======== DATA SUPPLIED ========

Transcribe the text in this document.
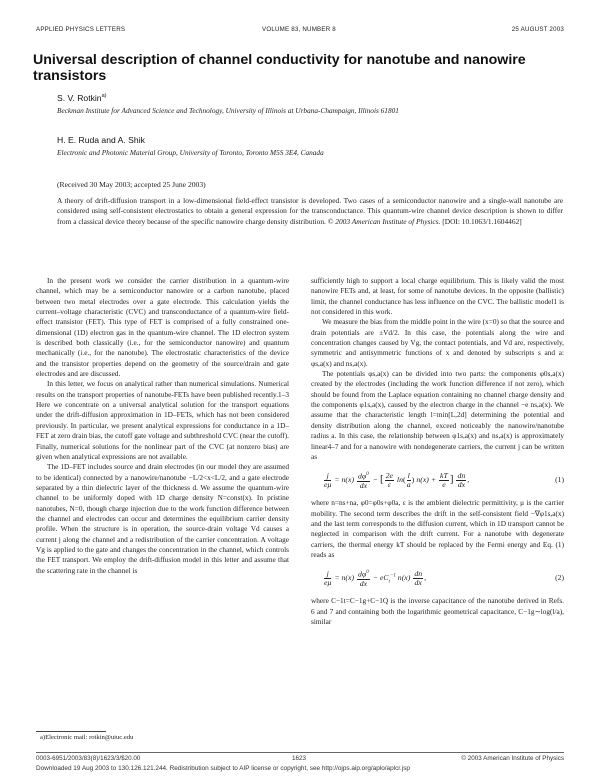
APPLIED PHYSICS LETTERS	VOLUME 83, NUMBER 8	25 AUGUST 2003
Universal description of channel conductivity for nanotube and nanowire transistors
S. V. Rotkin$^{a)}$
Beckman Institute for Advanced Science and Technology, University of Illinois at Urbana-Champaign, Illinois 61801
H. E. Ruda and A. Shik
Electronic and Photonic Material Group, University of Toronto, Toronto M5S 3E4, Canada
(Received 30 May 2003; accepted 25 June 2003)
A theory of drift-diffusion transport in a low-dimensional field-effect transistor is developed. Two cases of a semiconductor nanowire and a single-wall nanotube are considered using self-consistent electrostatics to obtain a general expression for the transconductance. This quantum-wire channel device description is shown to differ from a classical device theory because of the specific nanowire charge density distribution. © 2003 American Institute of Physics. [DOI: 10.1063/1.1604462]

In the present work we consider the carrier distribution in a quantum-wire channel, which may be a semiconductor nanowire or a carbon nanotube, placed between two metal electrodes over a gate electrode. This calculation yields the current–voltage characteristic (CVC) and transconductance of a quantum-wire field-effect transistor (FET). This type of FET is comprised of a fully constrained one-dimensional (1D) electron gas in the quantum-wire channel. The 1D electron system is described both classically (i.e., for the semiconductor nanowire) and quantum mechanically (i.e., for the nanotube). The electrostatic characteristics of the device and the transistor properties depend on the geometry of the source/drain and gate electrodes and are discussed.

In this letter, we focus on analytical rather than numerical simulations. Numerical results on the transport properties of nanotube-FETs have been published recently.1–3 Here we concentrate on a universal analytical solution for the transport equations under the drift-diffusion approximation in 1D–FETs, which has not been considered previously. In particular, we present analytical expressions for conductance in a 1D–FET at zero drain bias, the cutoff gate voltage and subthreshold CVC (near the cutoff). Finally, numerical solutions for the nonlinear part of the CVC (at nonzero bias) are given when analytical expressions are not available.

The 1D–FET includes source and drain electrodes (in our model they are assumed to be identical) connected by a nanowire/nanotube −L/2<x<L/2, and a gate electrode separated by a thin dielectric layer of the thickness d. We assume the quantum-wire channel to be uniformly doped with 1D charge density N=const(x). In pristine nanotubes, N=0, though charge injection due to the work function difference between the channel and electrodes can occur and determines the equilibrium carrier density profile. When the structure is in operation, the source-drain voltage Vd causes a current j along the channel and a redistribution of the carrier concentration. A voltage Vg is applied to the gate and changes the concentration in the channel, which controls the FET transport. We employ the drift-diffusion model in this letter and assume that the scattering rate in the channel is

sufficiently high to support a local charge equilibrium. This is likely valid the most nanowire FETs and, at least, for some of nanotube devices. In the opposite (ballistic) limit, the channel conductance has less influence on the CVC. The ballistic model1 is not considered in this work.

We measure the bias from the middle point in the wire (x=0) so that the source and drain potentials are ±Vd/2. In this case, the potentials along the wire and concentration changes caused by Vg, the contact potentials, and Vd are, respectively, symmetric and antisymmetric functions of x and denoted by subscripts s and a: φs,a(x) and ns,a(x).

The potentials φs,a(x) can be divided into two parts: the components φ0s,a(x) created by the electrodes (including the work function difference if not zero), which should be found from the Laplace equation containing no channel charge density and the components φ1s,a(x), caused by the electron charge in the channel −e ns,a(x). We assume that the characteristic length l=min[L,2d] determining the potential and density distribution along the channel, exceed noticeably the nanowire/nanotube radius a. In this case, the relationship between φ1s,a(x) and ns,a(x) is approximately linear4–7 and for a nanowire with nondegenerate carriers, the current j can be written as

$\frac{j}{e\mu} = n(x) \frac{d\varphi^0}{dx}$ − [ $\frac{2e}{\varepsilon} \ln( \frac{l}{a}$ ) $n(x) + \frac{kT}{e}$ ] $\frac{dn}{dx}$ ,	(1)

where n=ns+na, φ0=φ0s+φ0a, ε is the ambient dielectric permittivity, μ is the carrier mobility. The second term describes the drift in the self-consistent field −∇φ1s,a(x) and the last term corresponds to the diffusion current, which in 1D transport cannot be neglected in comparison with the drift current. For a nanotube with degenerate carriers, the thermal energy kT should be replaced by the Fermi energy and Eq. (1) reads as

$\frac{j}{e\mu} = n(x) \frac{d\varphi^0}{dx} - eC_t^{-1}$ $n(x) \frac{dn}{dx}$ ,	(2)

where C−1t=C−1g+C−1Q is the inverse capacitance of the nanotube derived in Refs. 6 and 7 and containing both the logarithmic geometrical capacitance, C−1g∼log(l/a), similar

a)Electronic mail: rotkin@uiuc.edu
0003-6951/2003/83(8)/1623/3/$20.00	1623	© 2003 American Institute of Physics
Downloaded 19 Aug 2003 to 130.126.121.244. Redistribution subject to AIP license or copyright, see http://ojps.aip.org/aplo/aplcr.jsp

========
======== DATA SUPPLIED ========

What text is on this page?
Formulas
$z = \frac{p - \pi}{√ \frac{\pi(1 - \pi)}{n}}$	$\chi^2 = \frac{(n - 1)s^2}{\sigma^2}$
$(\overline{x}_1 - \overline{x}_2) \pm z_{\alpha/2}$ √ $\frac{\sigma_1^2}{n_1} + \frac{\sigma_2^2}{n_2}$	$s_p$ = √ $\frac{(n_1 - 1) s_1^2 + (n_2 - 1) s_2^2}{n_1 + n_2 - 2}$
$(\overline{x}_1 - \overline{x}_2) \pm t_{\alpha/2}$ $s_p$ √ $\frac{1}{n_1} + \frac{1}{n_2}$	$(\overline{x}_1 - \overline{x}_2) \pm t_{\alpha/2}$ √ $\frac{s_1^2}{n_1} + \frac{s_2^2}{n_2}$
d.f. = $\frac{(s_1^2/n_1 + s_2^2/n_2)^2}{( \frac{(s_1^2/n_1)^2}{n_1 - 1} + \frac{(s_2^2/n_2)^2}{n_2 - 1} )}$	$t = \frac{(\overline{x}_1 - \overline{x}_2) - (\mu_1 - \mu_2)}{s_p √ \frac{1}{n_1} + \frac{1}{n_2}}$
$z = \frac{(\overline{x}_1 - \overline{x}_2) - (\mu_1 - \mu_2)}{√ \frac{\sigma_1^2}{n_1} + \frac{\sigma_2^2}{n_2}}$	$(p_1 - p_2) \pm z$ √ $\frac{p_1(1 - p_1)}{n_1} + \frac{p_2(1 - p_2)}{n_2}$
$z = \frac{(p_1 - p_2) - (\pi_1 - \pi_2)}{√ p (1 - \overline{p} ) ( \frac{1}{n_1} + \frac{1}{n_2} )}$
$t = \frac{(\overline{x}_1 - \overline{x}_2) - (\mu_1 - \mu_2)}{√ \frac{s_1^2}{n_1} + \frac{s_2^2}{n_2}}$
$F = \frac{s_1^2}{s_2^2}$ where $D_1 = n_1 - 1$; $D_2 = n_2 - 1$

========

GIVEN TASK ::
Search the records for the word "alpha". Copy every line that has it.

SOLUTION TO THE EXERCISE ::
$(\overline{x}_1 - \overline{x}_2) \pm z_{\alpha/2}$ √ $\frac{\sigma_1^2}{n_1} + \frac{\sigma_2^2}{n_2}$	$s_p$ = √ $\frac{(n_1 - 1) s_1^2 + (n_2 - 1) s_2^2}{n_1 + n_2 - 2}$
$(\overline{x}_1 - \overline{x}_2) \pm t_{\alpha/2}$ $s_p$ √ $\frac{1}{n_1} + \frac{1}{n_2}$	$(\overline{x}_1 - \overline{x}_2) \pm t_{\alpha/2}$ √ $\frac{s_1^2}{n_1} + \frac{s_2^2}{n_2}$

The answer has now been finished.